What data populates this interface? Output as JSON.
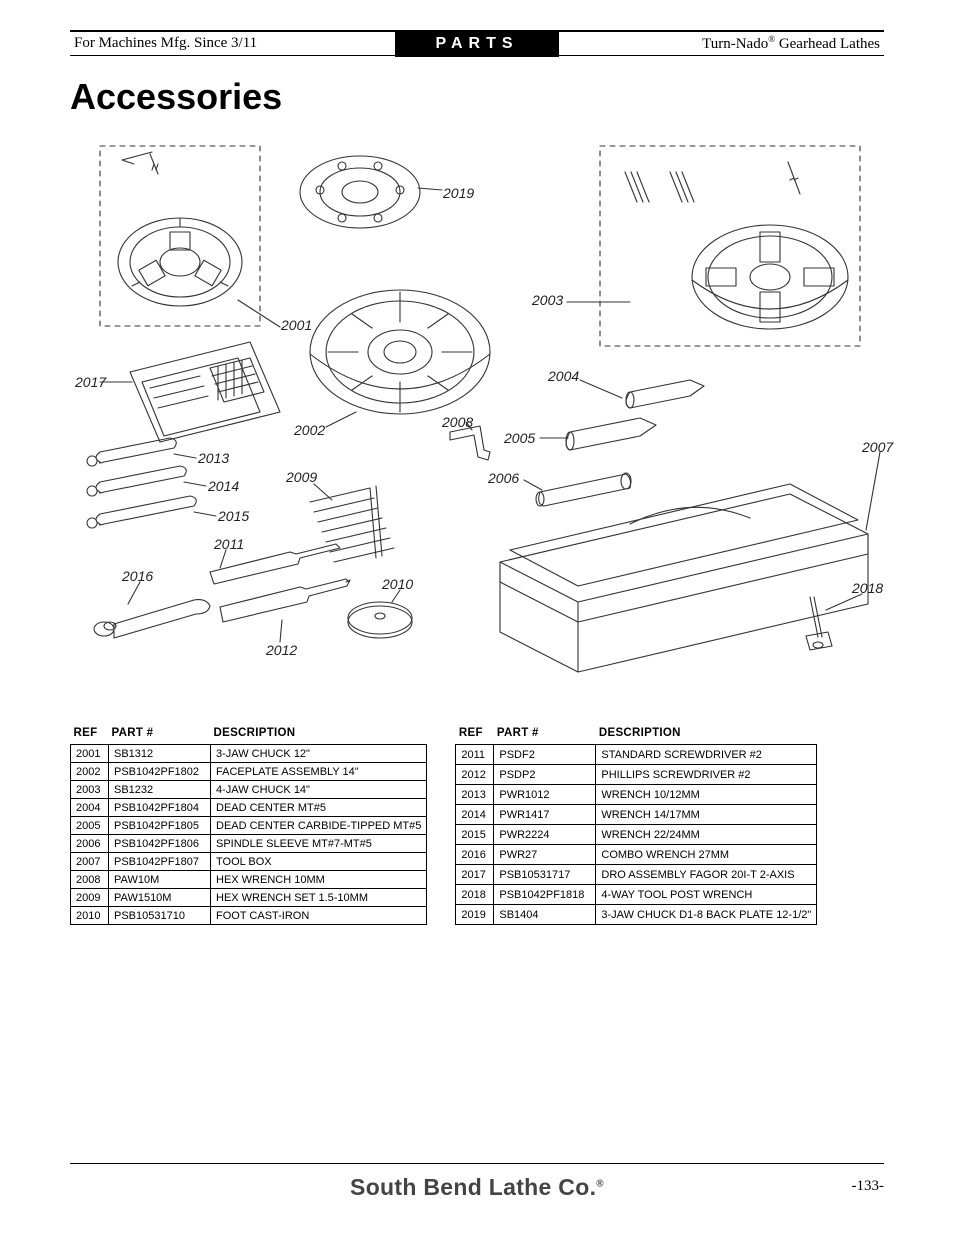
{
  "header": {
    "left": "For Machines Mfg. Since 3/11",
    "center": "PARTS",
    "right_prefix": "Turn-Nado",
    "right_suffix": " Gearhead Lathes"
  },
  "title": "Accessories",
  "callouts": {
    "c2001": "2001",
    "c2002": "2002",
    "c2003": "2003",
    "c2004": "2004",
    "c2005": "2005",
    "c2006": "2006",
    "c2007": "2007",
    "c2008": "2008",
    "c2009": "2009",
    "c2010": "2010",
    "c2011": "2011",
    "c2012": "2012",
    "c2013": "2013",
    "c2014": "2014",
    "c2015": "2015",
    "c2016": "2016",
    "c2017": "2017",
    "c2018": "2018",
    "c2019": "2019"
  },
  "tableHeaders": {
    "ref": "REF",
    "part": "PART #",
    "desc": "DESCRIPTION"
  },
  "tableLeft": [
    {
      "ref": "2001",
      "part": "SB1312",
      "desc": "3-JAW CHUCK 12\""
    },
    {
      "ref": "2002",
      "part": "PSB1042PF1802",
      "desc": "FACEPLATE ASSEMBLY 14\""
    },
    {
      "ref": "2003",
      "part": "SB1232",
      "desc": "4-JAW CHUCK 14\""
    },
    {
      "ref": "2004",
      "part": "PSB1042PF1804",
      "desc": "DEAD CENTER MT#5"
    },
    {
      "ref": "2005",
      "part": "PSB1042PF1805",
      "desc": "DEAD CENTER CARBIDE-TIPPED MT#5"
    },
    {
      "ref": "2006",
      "part": "PSB1042PF1806",
      "desc": "SPINDLE SLEEVE MT#7-MT#5"
    },
    {
      "ref": "2007",
      "part": "PSB1042PF1807",
      "desc": "TOOL BOX"
    },
    {
      "ref": "2008",
      "part": "PAW10M",
      "desc": "HEX WRENCH 10MM"
    },
    {
      "ref": "2009",
      "part": "PAW1510M",
      "desc": "HEX WRENCH SET 1.5-10MM"
    },
    {
      "ref": "2010",
      "part": "PSB10531710",
      "desc": "FOOT CAST-IRON"
    }
  ],
  "tableRight": [
    {
      "ref": "2011",
      "part": "PSDF2",
      "desc": "STANDARD SCREWDRIVER #2"
    },
    {
      "ref": "2012",
      "part": "PSDP2",
      "desc": "PHILLIPS SCREWDRIVER #2"
    },
    {
      "ref": "2013",
      "part": "PWR1012",
      "desc": "WRENCH 10/12MM"
    },
    {
      "ref": "2014",
      "part": "PWR1417",
      "desc": "WRENCH 14/17MM"
    },
    {
      "ref": "2015",
      "part": "PWR2224",
      "desc": "WRENCH 22/24MM"
    },
    {
      "ref": "2016",
      "part": "PWR27",
      "desc": "COMBO WRENCH 27MM"
    },
    {
      "ref": "2017",
      "part": "PSB10531717",
      "desc": "DRO ASSEMBLY FAGOR 20I-T 2-AXIS"
    },
    {
      "ref": "2018",
      "part": "PSB1042PF1818",
      "desc": "4-WAY TOOL POST WRENCH"
    },
    {
      "ref": "2019",
      "part": "SB1404",
      "desc": "3-JAW CHUCK D1-8 BACK PLATE 12-1/2\""
    }
  ],
  "footer": {
    "company": "South Bend Lathe Co.",
    "page": "-133-"
  },
  "style": {
    "stroke": "#333333",
    "stroke_width": 1.1,
    "dash": "4 4"
  }
}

- - - - - - -

> [INSTRUCTIONS FOR THE TASK]:
Will you restate every entry word for word and omit the images?

> [COMPLETE RESPONSE]:
What data populates this interface? Output as JSON.
{
  "header": {
    "left": "For Machines Mfg. Since 3/11",
    "center": "PARTS",
    "right_prefix": "Turn-Nado",
    "right_suffix": " Gearhead Lathes"
  },
  "title": "Accessories",
  "callouts": {
    "c2001": "2001",
    "c2002": "2002",
    "c2003": "2003",
    "c2004": "2004",
    "c2005": "2005",
    "c2006": "2006",
    "c2007": "2007",
    "c2008": "2008",
    "c2009": "2009",
    "c2010": "2010",
    "c2011": "2011",
    "c2012": "2012",
    "c2013": "2013",
    "c2014": "2014",
    "c2015": "2015",
    "c2016": "2016",
    "c2017": "2017",
    "c2018": "2018",
    "c2019": "2019"
  },
  "tableHeaders": {
    "ref": "REF",
    "part": "PART #",
    "desc": "DESCRIPTION"
  },
  "tableLeft": [
    {
      "ref": "2001",
      "part": "SB1312",
      "desc": "3-JAW CHUCK 12\""
    },
    {
      "ref": "2002",
      "part": "PSB1042PF1802",
      "desc": "FACEPLATE ASSEMBLY 14\""
    },
    {
      "ref": "2003",
      "part": "SB1232",
      "desc": "4-JAW CHUCK 14\""
    },
    {
      "ref": "2004",
      "part": "PSB1042PF1804",
      "desc": "DEAD CENTER MT#5"
    },
    {
      "ref": "2005",
      "part": "PSB1042PF1805",
      "desc": "DEAD CENTER CARBIDE-TIPPED MT#5"
    },
    {
      "ref": "2006",
      "part": "PSB1042PF1806",
      "desc": "SPINDLE SLEEVE MT#7-MT#5"
    },
    {
      "ref": "2007",
      "part": "PSB1042PF1807",
      "desc": "TOOL BOX"
    },
    {
      "ref": "2008",
      "part": "PAW10M",
      "desc": "HEX WRENCH 10MM"
    },
    {
      "ref": "2009",
      "part": "PAW1510M",
      "desc": "HEX WRENCH SET 1.5-10MM"
    },
    {
      "ref": "2010",
      "part": "PSB10531710",
      "desc": "FOOT CAST-IRON"
    }
  ],
  "tableRight": [
    {
      "ref": "2011",
      "part": "PSDF2",
      "desc": "STANDARD SCREWDRIVER #2"
    },
    {
      "ref": "2012",
      "part": "PSDP2",
      "desc": "PHILLIPS SCREWDRIVER #2"
    },
    {
      "ref": "2013",
      "part": "PWR1012",
      "desc": "WRENCH 10/12MM"
    },
    {
      "ref": "2014",
      "part": "PWR1417",
      "desc": "WRENCH 14/17MM"
    },
    {
      "ref": "2015",
      "part": "PWR2224",
      "desc": "WRENCH 22/24MM"
    },
    {
      "ref": "2016",
      "part": "PWR27",
      "desc": "COMBO WRENCH 27MM"
    },
    {
      "ref": "2017",
      "part": "PSB10531717",
      "desc": "DRO ASSEMBLY FAGOR 20I-T 2-AXIS"
    },
    {
      "ref": "2018",
      "part": "PSB1042PF1818",
      "desc": "4-WAY TOOL POST WRENCH"
    },
    {
      "ref": "2019",
      "part": "SB1404",
      "desc": "3-JAW CHUCK D1-8 BACK PLATE 12-1/2\""
    }
  ],
  "footer": {
    "company": "South Bend Lathe Co.",
    "page": "-133-"
  },
  "style": {
    "stroke": "#333333",
    "stroke_width": 1.1,
    "dash": "4 4"
  }
}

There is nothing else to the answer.